#### [TO DO]
Where a line in the listing below contains the word "Dissimilar", copy that line.

-- start GIVEN DATA --

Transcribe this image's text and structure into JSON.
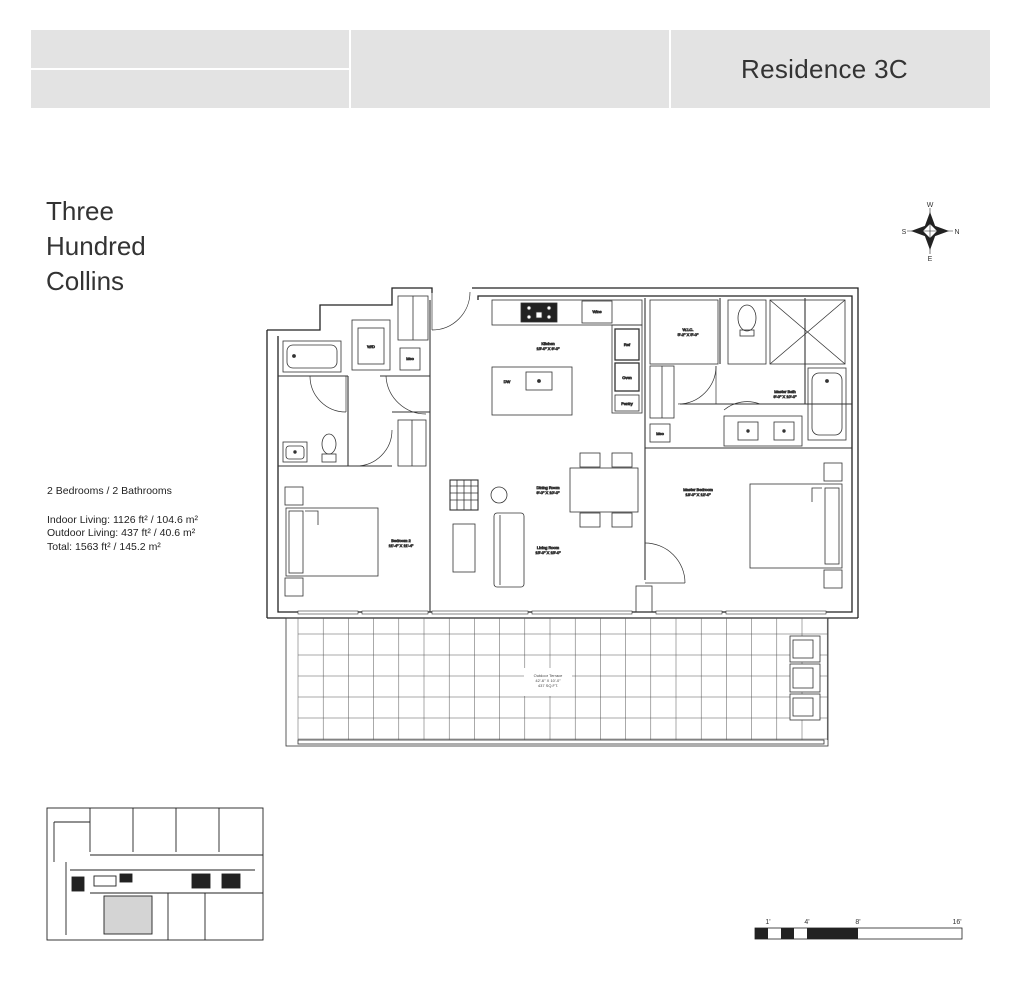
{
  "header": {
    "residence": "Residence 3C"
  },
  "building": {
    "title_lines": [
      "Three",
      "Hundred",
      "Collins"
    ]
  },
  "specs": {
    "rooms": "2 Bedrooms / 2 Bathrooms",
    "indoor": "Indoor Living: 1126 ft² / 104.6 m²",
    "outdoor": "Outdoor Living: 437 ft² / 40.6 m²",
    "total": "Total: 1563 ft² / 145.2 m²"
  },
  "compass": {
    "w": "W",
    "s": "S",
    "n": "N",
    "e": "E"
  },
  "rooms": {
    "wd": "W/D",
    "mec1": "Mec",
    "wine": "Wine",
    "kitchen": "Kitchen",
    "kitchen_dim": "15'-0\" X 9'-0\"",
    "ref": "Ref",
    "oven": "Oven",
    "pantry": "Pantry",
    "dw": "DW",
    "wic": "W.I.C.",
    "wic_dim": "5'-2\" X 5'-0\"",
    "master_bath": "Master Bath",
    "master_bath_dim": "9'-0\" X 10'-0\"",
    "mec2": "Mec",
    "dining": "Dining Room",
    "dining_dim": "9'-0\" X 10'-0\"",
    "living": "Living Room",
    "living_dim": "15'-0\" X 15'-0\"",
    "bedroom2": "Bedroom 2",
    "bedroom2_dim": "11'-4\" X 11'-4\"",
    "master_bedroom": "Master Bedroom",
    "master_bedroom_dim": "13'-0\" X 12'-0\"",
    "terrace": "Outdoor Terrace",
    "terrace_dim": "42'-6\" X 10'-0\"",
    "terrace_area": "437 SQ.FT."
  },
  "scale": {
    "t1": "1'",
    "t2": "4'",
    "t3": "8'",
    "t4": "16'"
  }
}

-- end GIVEN DATA --
-- start GIVEN DATA --

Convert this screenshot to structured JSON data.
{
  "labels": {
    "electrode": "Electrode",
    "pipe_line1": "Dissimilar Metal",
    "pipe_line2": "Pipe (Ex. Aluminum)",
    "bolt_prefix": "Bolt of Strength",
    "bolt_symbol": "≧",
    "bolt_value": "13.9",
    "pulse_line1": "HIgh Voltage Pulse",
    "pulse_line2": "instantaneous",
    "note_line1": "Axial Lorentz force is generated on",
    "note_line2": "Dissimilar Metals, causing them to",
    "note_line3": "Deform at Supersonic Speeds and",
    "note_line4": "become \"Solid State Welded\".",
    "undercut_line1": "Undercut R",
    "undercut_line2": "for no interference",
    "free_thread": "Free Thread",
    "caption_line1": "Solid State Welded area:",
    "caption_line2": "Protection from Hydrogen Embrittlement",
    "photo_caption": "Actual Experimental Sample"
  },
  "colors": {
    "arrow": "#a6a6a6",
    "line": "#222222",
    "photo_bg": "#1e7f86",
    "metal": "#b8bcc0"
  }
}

-- end GIVEN DATA --

#### [THE SOLUTION]
    "pipe_line1": "Dissimilar Metal",
    "note_line2": "Dissimilar Metals, causing them to",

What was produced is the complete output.